## GIVEN INSTRUCTION
Please return the full listing below without altering anything.

━━━━━━

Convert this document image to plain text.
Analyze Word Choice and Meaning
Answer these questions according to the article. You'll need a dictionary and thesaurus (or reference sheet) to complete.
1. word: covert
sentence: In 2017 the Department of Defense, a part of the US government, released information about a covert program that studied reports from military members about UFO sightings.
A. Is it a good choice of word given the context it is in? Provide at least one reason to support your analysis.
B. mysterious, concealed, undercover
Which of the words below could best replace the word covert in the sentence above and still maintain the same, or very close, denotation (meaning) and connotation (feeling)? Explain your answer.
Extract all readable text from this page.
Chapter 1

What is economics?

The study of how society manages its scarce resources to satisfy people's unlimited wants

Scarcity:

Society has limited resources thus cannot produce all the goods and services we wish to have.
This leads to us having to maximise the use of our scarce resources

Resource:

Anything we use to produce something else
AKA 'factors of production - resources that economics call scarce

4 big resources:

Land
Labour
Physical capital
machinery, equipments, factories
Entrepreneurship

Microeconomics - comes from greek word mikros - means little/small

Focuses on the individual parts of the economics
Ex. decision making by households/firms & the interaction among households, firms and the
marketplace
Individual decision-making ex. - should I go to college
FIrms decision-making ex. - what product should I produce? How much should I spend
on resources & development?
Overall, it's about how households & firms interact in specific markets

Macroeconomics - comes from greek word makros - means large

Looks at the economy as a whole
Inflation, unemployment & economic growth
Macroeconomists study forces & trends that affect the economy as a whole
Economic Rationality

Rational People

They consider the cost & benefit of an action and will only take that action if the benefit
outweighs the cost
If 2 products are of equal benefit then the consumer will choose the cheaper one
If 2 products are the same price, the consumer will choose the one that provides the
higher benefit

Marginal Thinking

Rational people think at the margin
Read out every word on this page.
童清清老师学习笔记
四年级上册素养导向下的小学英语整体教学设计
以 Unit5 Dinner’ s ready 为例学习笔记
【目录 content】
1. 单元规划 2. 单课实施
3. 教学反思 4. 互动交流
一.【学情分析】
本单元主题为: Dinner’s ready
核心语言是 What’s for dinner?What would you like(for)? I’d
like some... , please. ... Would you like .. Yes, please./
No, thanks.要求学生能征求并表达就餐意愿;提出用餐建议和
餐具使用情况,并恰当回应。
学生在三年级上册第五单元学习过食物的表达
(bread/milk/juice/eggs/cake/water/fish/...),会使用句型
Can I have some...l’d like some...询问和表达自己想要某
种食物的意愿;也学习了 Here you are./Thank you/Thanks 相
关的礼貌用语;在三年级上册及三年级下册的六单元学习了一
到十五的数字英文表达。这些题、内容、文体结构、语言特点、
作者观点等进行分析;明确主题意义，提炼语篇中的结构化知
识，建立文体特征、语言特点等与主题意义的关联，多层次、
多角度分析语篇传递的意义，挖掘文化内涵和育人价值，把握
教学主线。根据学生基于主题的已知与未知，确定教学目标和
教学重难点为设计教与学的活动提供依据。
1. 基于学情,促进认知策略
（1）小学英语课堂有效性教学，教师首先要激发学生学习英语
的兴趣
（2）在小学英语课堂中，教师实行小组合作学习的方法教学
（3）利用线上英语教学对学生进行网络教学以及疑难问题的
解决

━━━━━━

## FULL ANSWER
Convert this document image to plain text.
Analyze Word Choice and Meaning
Answer these questions according to the article. You'll need a dictionary and thesaurus (or reference sheet) to complete.
1. word: covert
sentence: In 2017 the Department of Defense, a part of the US government, released information about a covert program that studied reports from military members about UFO sightings.
A. Is it a good choice of word given the context it is in? Provide at least one reason to support your analysis.
B. mysterious, concealed, undercover
Which of the words below could best replace the word covert in the sentence above and still maintain the same, or very close, denotation (meaning) and connotation (feeling)? Explain your answer.
Extract all readable text from this page.
Chapter 1

What is economics?

The study of how society manages its scarce resources to satisfy people's unlimited wants

Scarcity:

Society has limited resources thus cannot produce all the goods and services we wish to have.
This leads to us having to maximise the use of our scarce resources

Resource:

Anything we use to produce something else
AKA 'factors of production - resources that economics call scarce

4 big resources:

Land
Labour
Physical capital
machinery, equipments, factories
Entrepreneurship

Microeconomics - comes from greek word mikros - means little/small

Focuses on the individual parts of the economics
Ex. decision making by households/firms & the interaction among households, firms and the
marketplace
Individual decision-making ex. - should I go to college
FIrms decision-making ex. - what product should I produce? How much should I spend
on resources & development?
Overall, it's about how households & firms interact in specific markets

Macroeconomics - comes from greek word makros - means large

Looks at the economy as a whole
Inflation, unemployment & economic growth
Macroeconomists study forces & trends that affect the economy as a whole
Economic Rationality

Rational People

They consider the cost & benefit of an action and will only take that action if the benefit
outweighs the cost
If 2 products are of equal benefit then the consumer will choose the cheaper one
If 2 products are the same price, the consumer will choose the one that provides the
higher benefit

Marginal Thinking

Rational people think at the margin
Read out every word on this page.
童清清老师学习笔记
四年级上册素养导向下的小学英语整体教学设计
以 Unit5 Dinner’ s ready 为例学习笔记
【目录 content】
1. 单元规划 2. 单课实施
3. 教学反思 4. 互动交流
一.【学情分析】
本单元主题为: Dinner’s ready
核心语言是 What’s for dinner?What would you like(for)? I’d
like some... , please. ... Would you like .. Yes, please./
No, thanks.要求学生能征求并表达就餐意愿;提出用餐建议和
餐具使用情况,并恰当回应。
学生在三年级上册第五单元学习过食物的表达
(bread/milk/juice/eggs/cake/water/fish/...),会使用句型
Can I have some...l’d like some...询问和表达自己想要某
种食物的意愿;也学习了 Here you are./Thank you/Thanks 相
关的礼貌用语;在三年级上册及三年级下册的六单元学习了一
到十五的数字英文表达。这些题、内容、文体结构、语言特点、
作者观点等进行分析;明确主题意义，提炼语篇中的结构化知
识，建立文体特征、语言特点等与主题意义的关联，多层次、
多角度分析语篇传递的意义，挖掘文化内涵和育人价值，把握
教学主线。根据学生基于主题的已知与未知，确定教学目标和
教学重难点为设计教与学的活动提供依据。
1. 基于学情,促进认知策略
（1）小学英语课堂有效性教学，教师首先要激发学生学习英语
的兴趣
（2）在小学英语课堂中，教师实行小组合作学习的方法教学
（3）利用线上英语教学对学生进行网络教学以及疑难问题的
解决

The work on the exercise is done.